*STORED RECORDS*
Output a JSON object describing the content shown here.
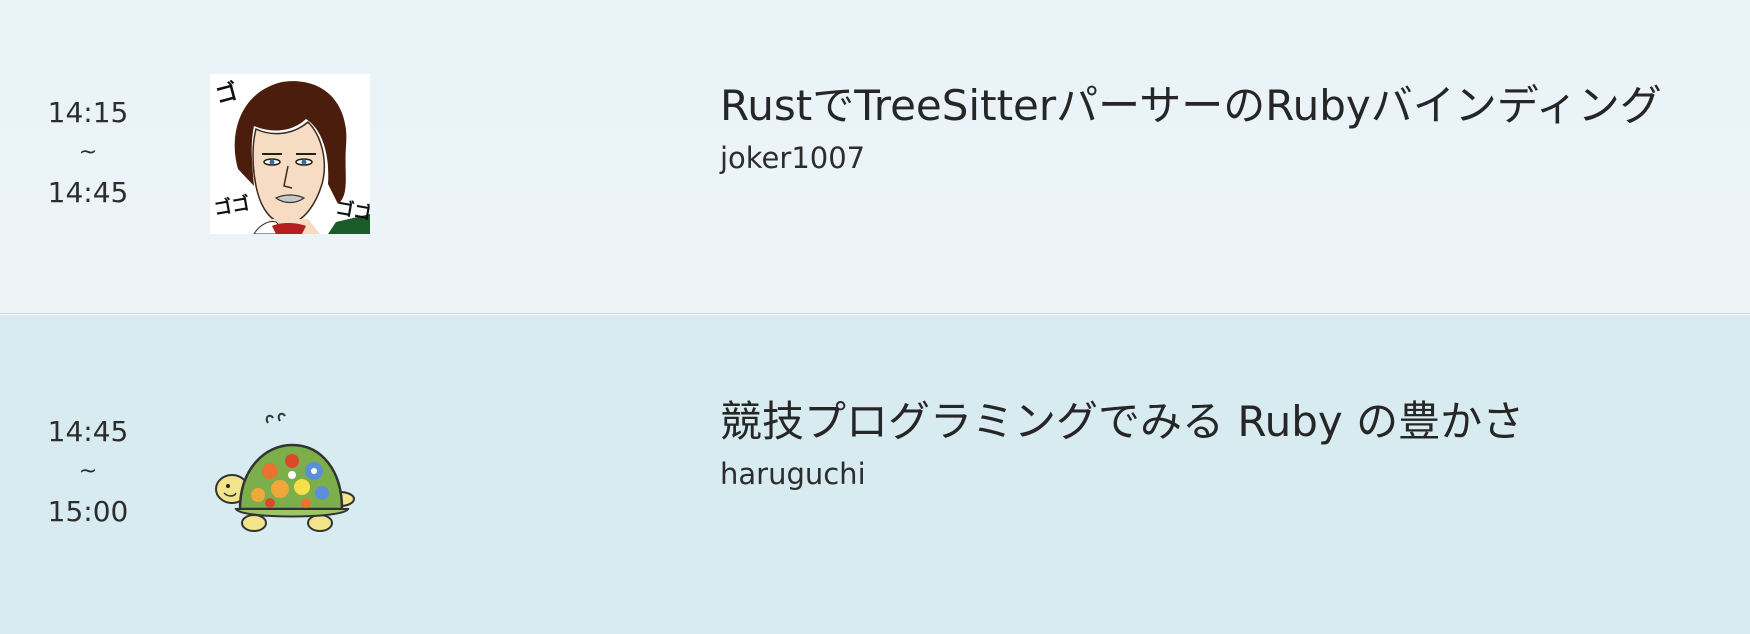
{
  "sessions": [
    {
      "start": "14:15",
      "separator": "~",
      "end": "14:45",
      "title": "RustでTreeSitterパーサーのRubyバインディング",
      "speaker": "joker1007",
      "avatar_icon": "manga-portrait-avatar"
    },
    {
      "start": "14:45",
      "separator": "~",
      "end": "15:00",
      "title": "競技プログラミングでみる Ruby の豊かさ",
      "speaker": "haruguchi",
      "avatar_icon": "turtle-avatar"
    }
  ]
}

*YOUR GOAL*
For the listing above, identify each line bearing "avatar".

*SOLUTION TO THE EXERCISE*
      "avatar_icon": "manga-portrait-avatar"
      "avatar_icon": "turtle-avatar"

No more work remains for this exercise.